Exercise directions: Determine how many lines include "rest". Give the number and nothing else.

Stored data
:::

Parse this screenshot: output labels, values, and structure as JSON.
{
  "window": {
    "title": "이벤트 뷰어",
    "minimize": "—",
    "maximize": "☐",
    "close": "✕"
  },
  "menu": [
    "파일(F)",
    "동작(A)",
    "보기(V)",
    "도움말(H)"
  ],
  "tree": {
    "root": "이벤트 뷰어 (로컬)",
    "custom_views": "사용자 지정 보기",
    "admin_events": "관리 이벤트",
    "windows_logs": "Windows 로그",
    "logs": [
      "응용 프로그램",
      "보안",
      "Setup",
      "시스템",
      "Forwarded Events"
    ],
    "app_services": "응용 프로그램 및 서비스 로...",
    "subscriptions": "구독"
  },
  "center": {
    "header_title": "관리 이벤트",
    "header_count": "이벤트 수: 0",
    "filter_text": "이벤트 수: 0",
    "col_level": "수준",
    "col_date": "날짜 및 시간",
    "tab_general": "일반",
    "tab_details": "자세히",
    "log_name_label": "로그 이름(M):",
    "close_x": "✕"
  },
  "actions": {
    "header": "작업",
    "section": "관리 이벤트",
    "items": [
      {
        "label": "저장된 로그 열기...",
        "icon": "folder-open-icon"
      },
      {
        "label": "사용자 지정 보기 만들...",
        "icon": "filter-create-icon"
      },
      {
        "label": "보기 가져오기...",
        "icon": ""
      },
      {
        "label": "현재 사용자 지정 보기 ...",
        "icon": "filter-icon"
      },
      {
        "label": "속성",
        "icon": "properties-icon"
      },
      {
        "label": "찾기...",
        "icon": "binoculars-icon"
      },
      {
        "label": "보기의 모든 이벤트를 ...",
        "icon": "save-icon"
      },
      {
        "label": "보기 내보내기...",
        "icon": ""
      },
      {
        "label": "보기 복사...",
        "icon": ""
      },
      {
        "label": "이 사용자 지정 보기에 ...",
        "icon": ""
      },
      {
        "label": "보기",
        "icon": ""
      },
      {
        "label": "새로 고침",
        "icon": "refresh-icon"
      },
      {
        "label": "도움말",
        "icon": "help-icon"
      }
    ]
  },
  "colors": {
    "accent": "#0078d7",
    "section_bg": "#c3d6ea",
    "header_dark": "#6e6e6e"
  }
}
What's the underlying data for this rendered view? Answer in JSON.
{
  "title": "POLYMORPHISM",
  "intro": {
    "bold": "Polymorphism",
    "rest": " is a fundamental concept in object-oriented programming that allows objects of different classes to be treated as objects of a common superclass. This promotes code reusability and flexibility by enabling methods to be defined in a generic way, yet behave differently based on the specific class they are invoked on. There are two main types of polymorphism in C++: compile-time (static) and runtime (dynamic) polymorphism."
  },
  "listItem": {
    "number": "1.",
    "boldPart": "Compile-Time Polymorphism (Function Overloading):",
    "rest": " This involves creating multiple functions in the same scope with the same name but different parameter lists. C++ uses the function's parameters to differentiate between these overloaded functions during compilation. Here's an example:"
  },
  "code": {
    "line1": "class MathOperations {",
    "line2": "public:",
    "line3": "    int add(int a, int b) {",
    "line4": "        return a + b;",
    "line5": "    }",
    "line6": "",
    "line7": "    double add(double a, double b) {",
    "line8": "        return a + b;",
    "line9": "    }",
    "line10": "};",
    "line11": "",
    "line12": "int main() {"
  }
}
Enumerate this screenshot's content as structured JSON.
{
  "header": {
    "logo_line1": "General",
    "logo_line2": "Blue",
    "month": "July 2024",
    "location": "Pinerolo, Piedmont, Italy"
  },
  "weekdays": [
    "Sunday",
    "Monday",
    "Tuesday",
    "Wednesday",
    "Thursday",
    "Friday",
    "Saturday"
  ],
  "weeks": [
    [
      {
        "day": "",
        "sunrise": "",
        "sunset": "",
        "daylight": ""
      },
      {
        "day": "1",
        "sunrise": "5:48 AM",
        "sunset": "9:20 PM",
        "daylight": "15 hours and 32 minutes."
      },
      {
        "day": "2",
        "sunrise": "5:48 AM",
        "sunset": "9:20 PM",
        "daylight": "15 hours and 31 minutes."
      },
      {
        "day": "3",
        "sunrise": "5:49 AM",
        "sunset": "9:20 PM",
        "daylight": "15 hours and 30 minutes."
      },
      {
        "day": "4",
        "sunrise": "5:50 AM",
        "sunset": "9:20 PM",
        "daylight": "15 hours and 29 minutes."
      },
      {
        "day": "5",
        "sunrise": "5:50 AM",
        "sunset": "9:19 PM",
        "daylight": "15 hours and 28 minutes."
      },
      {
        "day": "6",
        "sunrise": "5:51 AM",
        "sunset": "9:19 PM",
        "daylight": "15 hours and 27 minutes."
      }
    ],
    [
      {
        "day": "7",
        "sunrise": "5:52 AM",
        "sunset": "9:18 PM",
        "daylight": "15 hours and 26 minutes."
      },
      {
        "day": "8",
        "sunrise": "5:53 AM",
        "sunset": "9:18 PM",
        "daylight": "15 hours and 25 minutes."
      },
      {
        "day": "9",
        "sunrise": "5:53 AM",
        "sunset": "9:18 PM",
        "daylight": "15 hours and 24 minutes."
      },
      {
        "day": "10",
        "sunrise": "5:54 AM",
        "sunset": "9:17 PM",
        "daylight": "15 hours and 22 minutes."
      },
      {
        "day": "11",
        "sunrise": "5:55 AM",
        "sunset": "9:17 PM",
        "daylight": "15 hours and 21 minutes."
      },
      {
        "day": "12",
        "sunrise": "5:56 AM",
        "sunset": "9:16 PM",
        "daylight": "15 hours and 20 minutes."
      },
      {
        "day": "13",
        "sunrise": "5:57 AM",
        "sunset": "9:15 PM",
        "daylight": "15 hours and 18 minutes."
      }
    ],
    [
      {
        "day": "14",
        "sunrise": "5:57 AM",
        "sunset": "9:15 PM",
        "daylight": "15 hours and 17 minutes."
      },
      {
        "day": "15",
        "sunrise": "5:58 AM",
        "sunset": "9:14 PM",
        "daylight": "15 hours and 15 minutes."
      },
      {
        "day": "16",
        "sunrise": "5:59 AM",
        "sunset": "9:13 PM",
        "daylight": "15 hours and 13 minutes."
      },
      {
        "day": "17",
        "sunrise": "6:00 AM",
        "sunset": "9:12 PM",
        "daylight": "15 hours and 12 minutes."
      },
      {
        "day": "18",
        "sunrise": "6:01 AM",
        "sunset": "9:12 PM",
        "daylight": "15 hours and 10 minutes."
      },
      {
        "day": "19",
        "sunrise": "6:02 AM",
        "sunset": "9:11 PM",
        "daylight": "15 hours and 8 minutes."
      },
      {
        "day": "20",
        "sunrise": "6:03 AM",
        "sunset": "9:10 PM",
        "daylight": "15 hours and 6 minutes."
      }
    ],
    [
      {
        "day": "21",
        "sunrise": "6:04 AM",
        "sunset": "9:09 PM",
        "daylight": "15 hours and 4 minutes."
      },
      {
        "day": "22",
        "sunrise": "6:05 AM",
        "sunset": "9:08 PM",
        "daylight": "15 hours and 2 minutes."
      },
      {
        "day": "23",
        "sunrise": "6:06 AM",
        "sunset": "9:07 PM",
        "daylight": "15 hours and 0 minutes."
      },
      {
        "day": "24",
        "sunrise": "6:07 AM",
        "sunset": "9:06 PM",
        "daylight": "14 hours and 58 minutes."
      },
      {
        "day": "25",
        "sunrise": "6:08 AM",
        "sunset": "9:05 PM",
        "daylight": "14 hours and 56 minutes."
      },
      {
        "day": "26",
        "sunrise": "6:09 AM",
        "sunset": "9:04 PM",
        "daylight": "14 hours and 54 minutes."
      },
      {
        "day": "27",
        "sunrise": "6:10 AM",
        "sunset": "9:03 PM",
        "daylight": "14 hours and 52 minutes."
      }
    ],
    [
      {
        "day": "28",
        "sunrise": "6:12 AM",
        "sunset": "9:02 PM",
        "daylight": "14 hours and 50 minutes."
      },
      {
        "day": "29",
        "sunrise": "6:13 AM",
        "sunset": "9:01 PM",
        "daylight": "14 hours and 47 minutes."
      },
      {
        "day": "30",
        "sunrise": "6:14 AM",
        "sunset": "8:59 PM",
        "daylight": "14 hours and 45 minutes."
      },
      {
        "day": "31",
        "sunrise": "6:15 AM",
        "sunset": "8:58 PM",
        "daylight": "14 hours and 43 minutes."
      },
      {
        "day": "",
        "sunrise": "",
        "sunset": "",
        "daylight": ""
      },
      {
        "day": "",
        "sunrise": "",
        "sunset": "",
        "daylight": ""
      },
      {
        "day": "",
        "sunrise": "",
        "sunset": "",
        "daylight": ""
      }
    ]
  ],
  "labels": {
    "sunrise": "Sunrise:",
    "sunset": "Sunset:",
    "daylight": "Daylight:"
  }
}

:::

Response for this exercise: 2